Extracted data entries
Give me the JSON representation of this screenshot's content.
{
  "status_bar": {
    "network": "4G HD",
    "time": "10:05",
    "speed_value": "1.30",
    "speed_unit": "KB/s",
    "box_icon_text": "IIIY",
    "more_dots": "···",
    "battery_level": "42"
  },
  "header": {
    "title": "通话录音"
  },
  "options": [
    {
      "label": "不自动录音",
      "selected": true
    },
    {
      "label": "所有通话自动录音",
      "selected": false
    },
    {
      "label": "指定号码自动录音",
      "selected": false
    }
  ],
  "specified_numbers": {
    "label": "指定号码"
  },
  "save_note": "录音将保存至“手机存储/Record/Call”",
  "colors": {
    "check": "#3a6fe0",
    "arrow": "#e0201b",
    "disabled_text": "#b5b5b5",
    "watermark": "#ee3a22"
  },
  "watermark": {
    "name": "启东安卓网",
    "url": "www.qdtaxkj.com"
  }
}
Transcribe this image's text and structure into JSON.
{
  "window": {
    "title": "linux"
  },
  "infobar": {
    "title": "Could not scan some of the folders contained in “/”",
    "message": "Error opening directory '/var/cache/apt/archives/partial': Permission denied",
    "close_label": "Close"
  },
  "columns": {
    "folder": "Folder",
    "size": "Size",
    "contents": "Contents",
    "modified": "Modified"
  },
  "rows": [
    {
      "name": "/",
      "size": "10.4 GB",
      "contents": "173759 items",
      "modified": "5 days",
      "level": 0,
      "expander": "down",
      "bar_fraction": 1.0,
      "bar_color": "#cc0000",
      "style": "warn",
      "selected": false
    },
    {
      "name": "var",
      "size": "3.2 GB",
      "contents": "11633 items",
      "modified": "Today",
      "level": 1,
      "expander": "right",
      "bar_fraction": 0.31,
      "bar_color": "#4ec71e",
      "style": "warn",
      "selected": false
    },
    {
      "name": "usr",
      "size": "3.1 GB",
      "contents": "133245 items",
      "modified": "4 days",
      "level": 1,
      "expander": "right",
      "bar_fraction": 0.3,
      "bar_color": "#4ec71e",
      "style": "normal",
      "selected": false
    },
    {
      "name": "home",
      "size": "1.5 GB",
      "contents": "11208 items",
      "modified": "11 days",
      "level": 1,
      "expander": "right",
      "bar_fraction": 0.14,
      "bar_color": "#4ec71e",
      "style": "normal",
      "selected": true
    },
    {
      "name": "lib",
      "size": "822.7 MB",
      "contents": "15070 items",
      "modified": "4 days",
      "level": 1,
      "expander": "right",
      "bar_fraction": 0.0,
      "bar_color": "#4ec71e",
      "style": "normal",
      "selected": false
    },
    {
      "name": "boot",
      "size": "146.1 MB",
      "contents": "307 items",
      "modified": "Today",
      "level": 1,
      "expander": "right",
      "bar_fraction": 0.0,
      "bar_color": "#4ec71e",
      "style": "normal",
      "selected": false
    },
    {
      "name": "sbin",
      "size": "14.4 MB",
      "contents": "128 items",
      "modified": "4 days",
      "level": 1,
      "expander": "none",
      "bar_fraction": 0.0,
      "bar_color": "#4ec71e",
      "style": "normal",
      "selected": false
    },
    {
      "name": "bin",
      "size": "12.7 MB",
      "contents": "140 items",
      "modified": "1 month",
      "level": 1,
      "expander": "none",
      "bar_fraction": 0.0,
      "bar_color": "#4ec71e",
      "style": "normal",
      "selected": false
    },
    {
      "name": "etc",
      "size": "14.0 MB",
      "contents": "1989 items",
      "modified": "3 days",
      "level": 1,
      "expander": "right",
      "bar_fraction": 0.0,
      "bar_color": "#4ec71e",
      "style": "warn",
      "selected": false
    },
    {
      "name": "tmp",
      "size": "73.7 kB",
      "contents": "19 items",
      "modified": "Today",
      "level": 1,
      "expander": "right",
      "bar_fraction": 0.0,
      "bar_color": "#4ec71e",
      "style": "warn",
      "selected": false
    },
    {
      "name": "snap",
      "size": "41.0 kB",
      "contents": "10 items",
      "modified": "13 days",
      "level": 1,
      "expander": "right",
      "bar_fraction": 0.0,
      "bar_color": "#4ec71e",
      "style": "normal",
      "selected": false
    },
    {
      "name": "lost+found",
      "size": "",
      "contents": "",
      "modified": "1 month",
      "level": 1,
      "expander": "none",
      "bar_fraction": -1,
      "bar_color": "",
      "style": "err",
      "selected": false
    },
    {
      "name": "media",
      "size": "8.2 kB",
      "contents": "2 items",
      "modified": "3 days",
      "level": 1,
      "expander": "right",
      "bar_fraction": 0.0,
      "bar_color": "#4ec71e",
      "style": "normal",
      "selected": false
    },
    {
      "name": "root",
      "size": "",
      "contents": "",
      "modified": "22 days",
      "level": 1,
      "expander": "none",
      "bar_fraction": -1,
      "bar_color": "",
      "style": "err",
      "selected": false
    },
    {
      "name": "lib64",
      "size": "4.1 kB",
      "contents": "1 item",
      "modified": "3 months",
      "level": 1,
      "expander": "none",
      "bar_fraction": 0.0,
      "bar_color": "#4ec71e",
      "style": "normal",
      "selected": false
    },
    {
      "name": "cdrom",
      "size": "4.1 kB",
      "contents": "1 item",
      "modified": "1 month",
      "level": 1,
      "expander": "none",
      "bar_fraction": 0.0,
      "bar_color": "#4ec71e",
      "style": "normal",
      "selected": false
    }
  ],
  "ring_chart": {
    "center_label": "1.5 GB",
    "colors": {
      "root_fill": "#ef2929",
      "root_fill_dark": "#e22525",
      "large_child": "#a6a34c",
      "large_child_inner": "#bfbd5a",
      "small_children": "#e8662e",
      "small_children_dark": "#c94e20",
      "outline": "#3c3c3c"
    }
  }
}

EXERCISE DESCRIPTION: Repeat the preceding lines exactly, please, every one of them.

COMPLETE ANSWER:
Give me the JSON representation of this screenshot's content.
{
  "status_bar": {
    "network": "4G HD",
    "time": "10:05",
    "speed_value": "1.30",
    "speed_unit": "KB/s",
    "box_icon_text": "IIIY",
    "more_dots": "···",
    "battery_level": "42"
  },
  "header": {
    "title": "通话录音"
  },
  "options": [
    {
      "label": "不自动录音",
      "selected": true
    },
    {
      "label": "所有通话自动录音",
      "selected": false
    },
    {
      "label": "指定号码自动录音",
      "selected": false
    }
  ],
  "specified_numbers": {
    "label": "指定号码"
  },
  "save_note": "录音将保存至“手机存储/Record/Call”",
  "colors": {
    "check": "#3a6fe0",
    "arrow": "#e0201b",
    "disabled_text": "#b5b5b5",
    "watermark": "#ee3a22"
  },
  "watermark": {
    "name": "启东安卓网",
    "url": "www.qdtaxkj.com"
  }
}
Transcribe this image's text and structure into JSON.
{
  "window": {
    "title": "linux"
  },
  "infobar": {
    "title": "Could not scan some of the folders contained in “/”",
    "message": "Error opening directory '/var/cache/apt/archives/partial': Permission denied",
    "close_label": "Close"
  },
  "columns": {
    "folder": "Folder",
    "size": "Size",
    "contents": "Contents",
    "modified": "Modified"
  },
  "rows": [
    {
      "name": "/",
      "size": "10.4 GB",
      "contents": "173759 items",
      "modified": "5 days",
      "level": 0,
      "expander": "down",
      "bar_fraction": 1.0,
      "bar_color": "#cc0000",
      "style": "warn",
      "selected": false
    },
    {
      "name": "var",
      "size": "3.2 GB",
      "contents": "11633 items",
      "modified": "Today",
      "level": 1,
      "expander": "right",
      "bar_fraction": 0.31,
      "bar_color": "#4ec71e",
      "style": "warn",
      "selected": false
    },
    {
      "name": "usr",
      "size": "3.1 GB",
      "contents": "133245 items",
      "modified": "4 days",
      "level": 1,
      "expander": "right",
      "bar_fraction": 0.3,
      "bar_color": "#4ec71e",
      "style": "normal",
      "selected": false
    },
    {
      "name": "home",
      "size": "1.5 GB",
      "contents": "11208 items",
      "modified": "11 days",
      "level": 1,
      "expander": "right",
      "bar_fraction": 0.14,
      "bar_color": "#4ec71e",
      "style": "normal",
      "selected": true
    },
    {
      "name": "lib",
      "size": "822.7 MB",
      "contents": "15070 items",
      "modified": "4 days",
      "level": 1,
      "expander": "right",
      "bar_fraction": 0.0,
      "bar_color": "#4ec71e",
      "style": "normal",
      "selected": false
    },
    {
      "name": "boot",
      "size": "146.1 MB",
      "contents": "307 items",
      "modified": "Today",
      "level": 1,
      "expander": "right",
      "bar_fraction": 0.0,
      "bar_color": "#4ec71e",
      "style": "normal",
      "selected": false
    },
    {
      "name": "sbin",
      "size": "14.4 MB",
      "contents": "128 items",
      "modified": "4 days",
      "level": 1,
      "expander": "none",
      "bar_fraction": 0.0,
      "bar_color": "#4ec71e",
      "style": "normal",
      "selected": false
    },
    {
      "name": "bin",
      "size": "12.7 MB",
      "contents": "140 items",
      "modified": "1 month",
      "level": 1,
      "expander": "none",
      "bar_fraction": 0.0,
      "bar_color": "#4ec71e",
      "style": "normal",
      "selected": false
    },
    {
      "name": "etc",
      "size": "14.0 MB",
      "contents": "1989 items",
      "modified": "3 days",
      "level": 1,
      "expander": "right",
      "bar_fraction": 0.0,
      "bar_color": "#4ec71e",
      "style": "warn",
      "selected": false
    },
    {
      "name": "tmp",
      "size": "73.7 kB",
      "contents": "19 items",
      "modified": "Today",
      "level": 1,
      "expander": "right",
      "bar_fraction": 0.0,
      "bar_color": "#4ec71e",
      "style": "warn",
      "selected": false
    },
    {
      "name": "snap",
      "size": "41.0 kB",
      "contents": "10 items",
      "modified": "13 days",
      "level": 1,
      "expander": "right",
      "bar_fraction": 0.0,
      "bar_color": "#4ec71e",
      "style": "normal",
      "selected": false
    },
    {
      "name": "lost+found",
      "size": "",
      "contents": "",
      "modified": "1 month",
      "level": 1,
      "expander": "none",
      "bar_fraction": -1,
      "bar_color": "",
      "style": "err",
      "selected": false
    },
    {
      "name": "media",
      "size": "8.2 kB",
      "contents": "2 items",
      "modified": "3 days",
      "level": 1,
      "expander": "right",
      "bar_fraction": 0.0,
      "bar_color": "#4ec71e",
      "style": "normal",
      "selected": false
    },
    {
      "name": "root",
      "size": "",
      "contents": "",
      "modified": "22 days",
      "level": 1,
      "expander": "none",
      "bar_fraction": -1,
      "bar_color": "",
      "style": "err",
      "selected": false
    },
    {
      "name": "lib64",
      "size": "4.1 kB",
      "contents": "1 item",
      "modified": "3 months",
      "level": 1,
      "expander": "none",
      "bar_fraction": 0.0,
      "bar_color": "#4ec71e",
      "style": "normal",
      "selected": false
    },
    {
      "name": "cdrom",
      "size": "4.1 kB",
      "contents": "1 item",
      "modified": "1 month",
      "level": 1,
      "expander": "none",
      "bar_fraction": 0.0,
      "bar_color": "#4ec71e",
      "style": "normal",
      "selected": false
    }
  ],
  "ring_chart": {
    "center_label": "1.5 GB",
    "colors": {
      "root_fill": "#ef2929",
      "root_fill_dark": "#e22525",
      "large_child": "#a6a34c",
      "large_child_inner": "#bfbd5a",
      "small_children": "#e8662e",
      "small_children_dark": "#c94e20",
      "outline": "#3c3c3c"
    }
  }
}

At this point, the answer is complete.